**Prompt**: Whichever lines of the material contain "Sibboviken", copy each of them.

**Entries shown**:

----

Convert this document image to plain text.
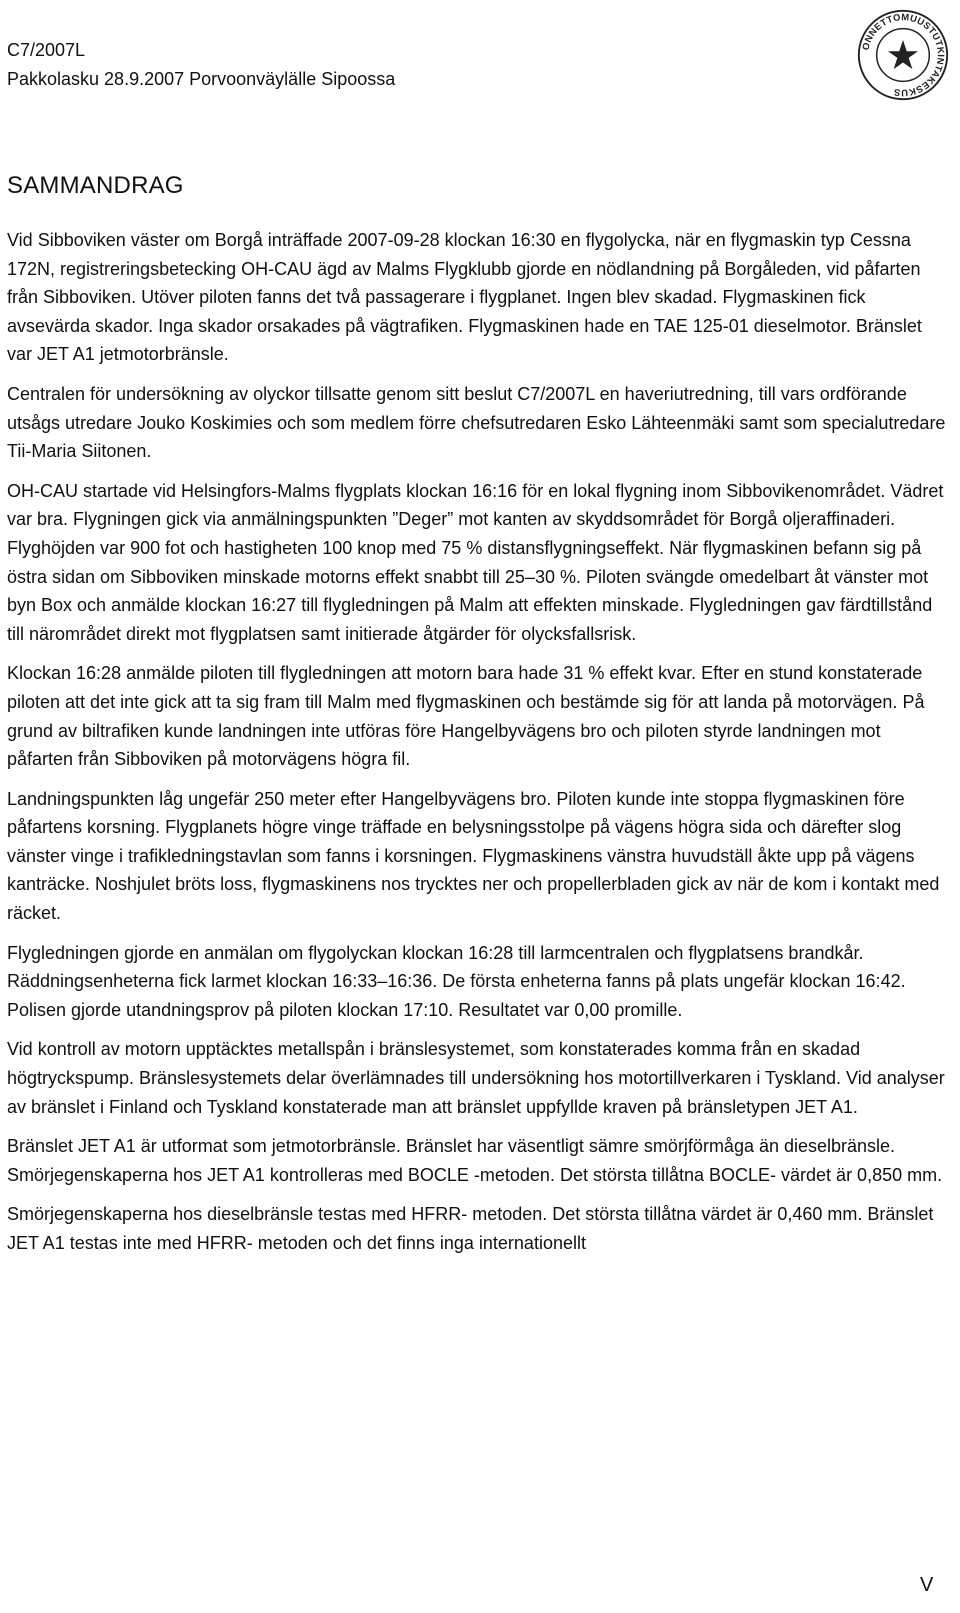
C7/2007L
Pakkolasku 28.9.2007 Porvoonväylälle Sipoossa
ONNETTOMUUSTUTKINTAKESKUS
SAMMANDRAG

Vid Sibboviken väster om Borgå inträffade 2007-09-28 klockan 16:30 en flygolycka, när en flygmaskin typ Cessna 172N, registreringsbetecking OH-CAU ägd av Malms Flygklubb gjorde en nödlandning på Borgåleden, vid påfarten från Sibboviken. Utöver piloten fanns det två passagerare i flygplanet. Ingen blev skadad. Flygmaskinen fick avsevärda skador. Inga skador orsakades på vägtrafiken. Flygmaskinen hade en TAE 125-01 dieselmotor. Bränslet var JET A1 jetmotorbränsle.

Centralen för undersökning av olyckor tillsatte genom sitt beslut C7/2007L en haveriutredning, till vars ordförande utsågs utredare Jouko Koskimies och som medlem förre chefsutredaren Esko Lähteenmäki samt som specialutredare Tii-Maria Siitonen.

OH-CAU startade vid Helsingfors-Malms flygplats klockan 16:16 för en lokal flygning inom Sibbovikenområdet. Vädret var bra. Flygningen gick via anmälningspunkten ”Deger” mot kanten av skyddsområdet för Borgå oljeraffinaderi. Flyghöjden var 900 fot och hastigheten 100 knop med 75 % distansflygningseffekt. När flygmaskinen befann sig på östra sidan om Sibboviken minskade motorns effekt snabbt till 25–30 %. Piloten svängde omedelbart åt vänster mot byn Box och anmälde klockan 16:27 till flygledningen på Malm att effekten minskade. Flygledningen gav färdtillstånd till närområdet direkt mot flygplatsen samt initierade åtgärder för olycksfallsrisk.

Klockan 16:28 anmälde piloten till flygledningen att motorn bara hade 31 % effekt kvar. Efter en stund konstaterade piloten att det inte gick att ta sig fram till Malm med flygmaskinen och bestämde sig för att landa på motorvägen. På grund av biltrafiken kunde landningen inte utföras före Hangelbyvägens bro och piloten styrde landningen mot påfarten från Sibboviken på motorvägens högra fil.

Landningspunkten låg ungefär 250 meter efter Hangelbyvägens bro. Piloten kunde inte stoppa flygmaskinen före påfartens korsning. Flygplanets högre vinge träffade en belysningsstolpe på vägens högra sida och därefter slog vänster vinge i trafikledningstavlan som fanns i korsningen. Flygmaskinens vänstra huvudställ åkte upp på vägens kanträcke. Noshjulet bröts loss, flygmaskinens nos trycktes ner och propellerbladen gick av när de kom i kontakt med räcket.

Flygledningen gjorde en anmälan om flygolyckan klockan 16:28 till larmcentralen och flygplatsens brandkår. Räddningsenheterna fick larmet klockan 16:33–16:36. De första enheterna fanns på plats ungefär klockan 16:42. Polisen gjorde utandningsprov på piloten klockan 17:10. Resultatet var 0,00 promille.

Vid kontroll av motorn upptäcktes metallspån i bränslesystemet, som konstaterades komma från en skadad högtryckspump. Bränslesystemets delar överlämnades till undersökning hos motortillverkaren i Tyskland. Vid analyser av bränslet i Finland och Tyskland konstaterade man att bränslet uppfyllde kraven på bränsletypen JET A1.

Bränslet JET A1 är utformat som jetmotorbränsle. Bränslet har väsentligt sämre smörjförmåga än dieselbränsle. Smörjegenskaperna hos JET A1 kontrolleras med BOCLE -metoden. Det största tillåtna BOCLE- värdet är 0,850 mm.

Smörjegenskaperna hos dieselbränsle testas med HFRR- metoden. Det största tillåtna värdet är 0,460 mm. Bränslet JET A1 testas inte med HFRR- metoden och det finns inga internationellt

V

----

**Task response**:
Vid Sibboviken väster om Borgå inträffade 2007-09-28 klockan 16:30 en flygolycka, när en flygmaskin typ Cessna 172N, registreringsbetecking OH-CAU ägd av Malms Flygklubb gjorde en nödlandning på Borgåleden, vid påfarten från Sibboviken. Utöver piloten fanns det två passagerare i flygplanet. Ingen blev skadad. Flygmaskinen fick avsevärda skador. Inga skador orsakades på vägtrafiken. Flygmaskinen hade en TAE 125-01 dieselmotor. Bränslet var JET A1 jetmotorbränsle.
OH-CAU startade vid Helsingfors-Malms flygplats klockan 16:16 för en lokal flygning inom Sibbovikenområdet. Vädret var bra. Flygningen gick via anmälningspunkten ”Deger” mot kanten av skyddsområdet för Borgå oljeraffinaderi. Flyghöjden var 900 fot och hastigheten 100 knop med 75 % distansflygningseffekt. När flygmaskinen befann sig på östra sidan om Sibboviken minskade motorns effekt snabbt till 25–30 %. Piloten svängde omedelbart åt vänster mot byn Box och anmälde klockan 16:27 till flygledningen på Malm att effekten minskade. Flygledningen gav färdtillstånd till närområdet direkt mot flygplatsen samt initierade åtgärder för olycksfallsrisk.
Klockan 16:28 anmälde piloten till flygledningen att motorn bara hade 31 % effekt kvar. Efter en stund konstaterade piloten att det inte gick att ta sig fram till Malm med flygmaskinen och bestämde sig för att landa på motorvägen. På grund av biltrafiken kunde landningen inte utföras före Hangelbyvägens bro och piloten styrde landningen mot påfarten från Sibboviken på motorvägens högra fil.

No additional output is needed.